> **Written exercise**
Repeat each record exactly. Any picture gets left out.
____ Provided records
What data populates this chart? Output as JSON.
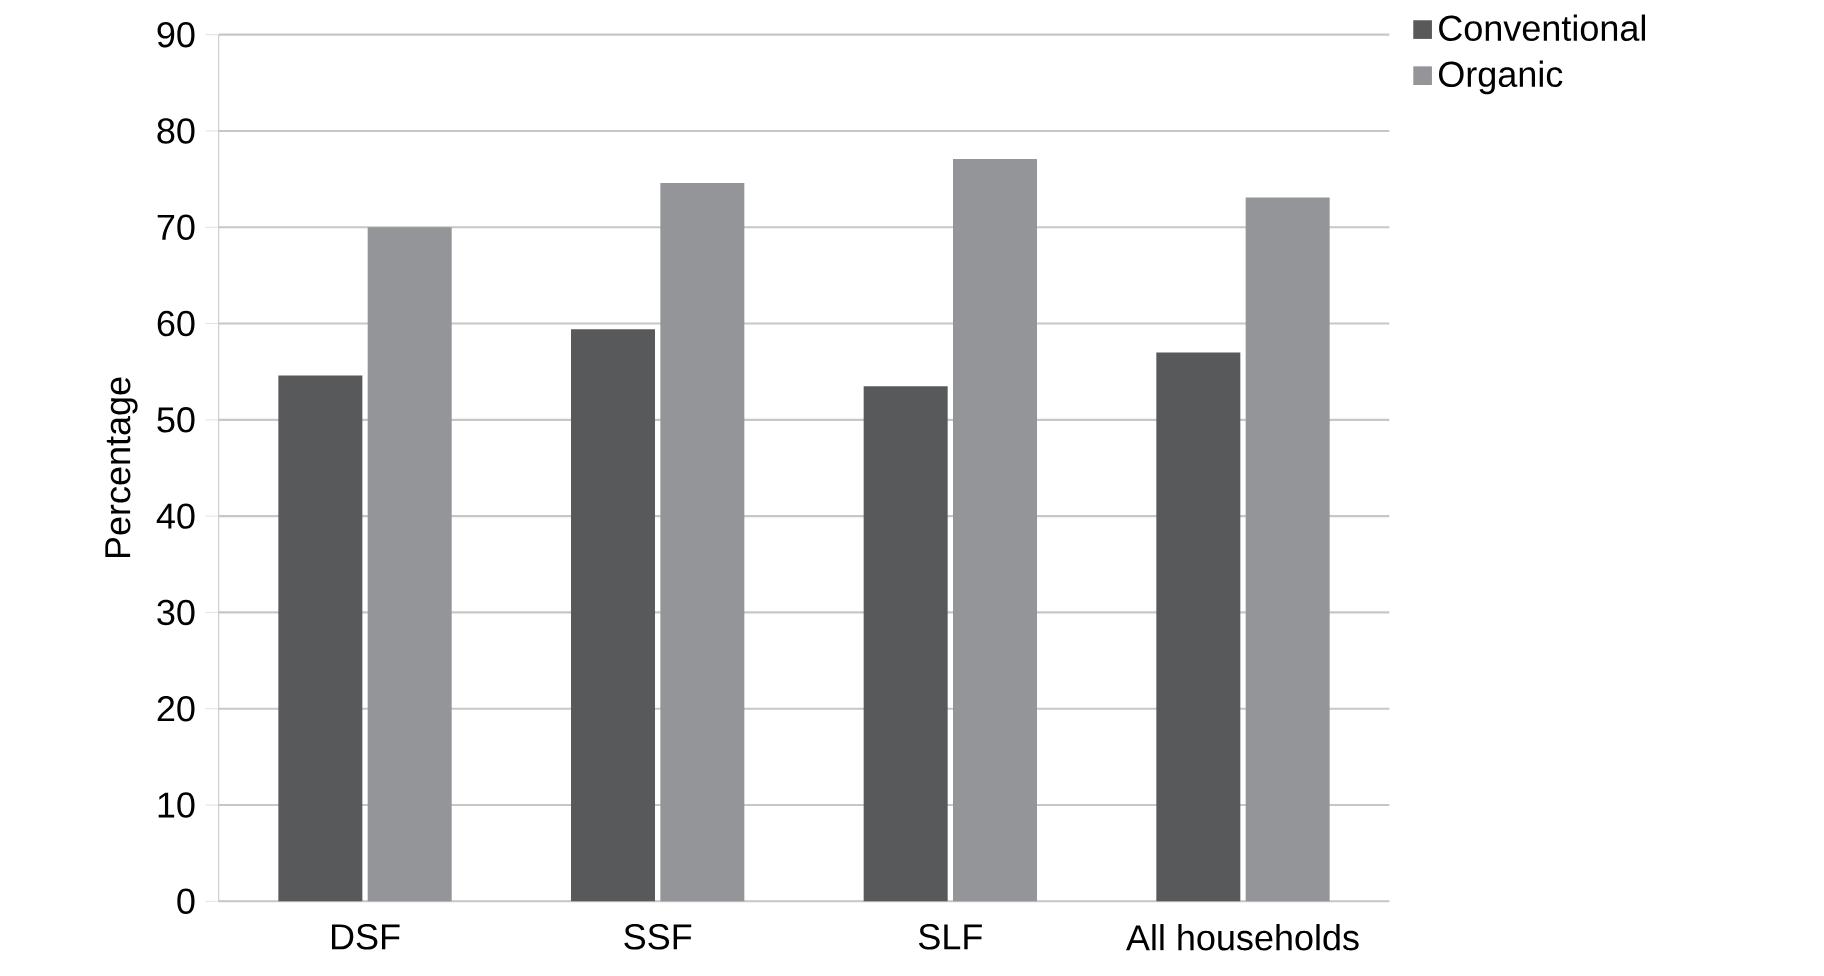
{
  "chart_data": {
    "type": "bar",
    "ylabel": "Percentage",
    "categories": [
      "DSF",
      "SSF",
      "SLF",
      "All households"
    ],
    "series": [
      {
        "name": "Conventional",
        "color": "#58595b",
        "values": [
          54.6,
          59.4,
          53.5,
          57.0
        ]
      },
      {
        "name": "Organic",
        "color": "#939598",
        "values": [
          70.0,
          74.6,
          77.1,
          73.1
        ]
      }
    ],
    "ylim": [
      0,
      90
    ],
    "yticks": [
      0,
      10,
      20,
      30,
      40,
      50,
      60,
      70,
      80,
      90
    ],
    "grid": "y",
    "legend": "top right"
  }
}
________
> **Output for this exercise**
What data populates this chart? Output as JSON.
{
  "chart_data": {
    "type": "bar",
    "ylabel": "Percentage",
    "categories": [
      "DSF",
      "SSF",
      "SLF",
      "All households"
    ],
    "series": [
      {
        "name": "Conventional",
        "color": "#58595b",
        "values": [
          54.6,
          59.4,
          53.5,
          57.0
        ]
      },
      {
        "name": "Organic",
        "color": "#939598",
        "values": [
          70.0,
          74.6,
          77.1,
          73.1
        ]
      }
    ],
    "ylim": [
      0,
      90
    ],
    "yticks": [
      0,
      10,
      20,
      30,
      40,
      50,
      60,
      70,
      80,
      90
    ],
    "grid": "y",
    "legend": "top right"
  }
}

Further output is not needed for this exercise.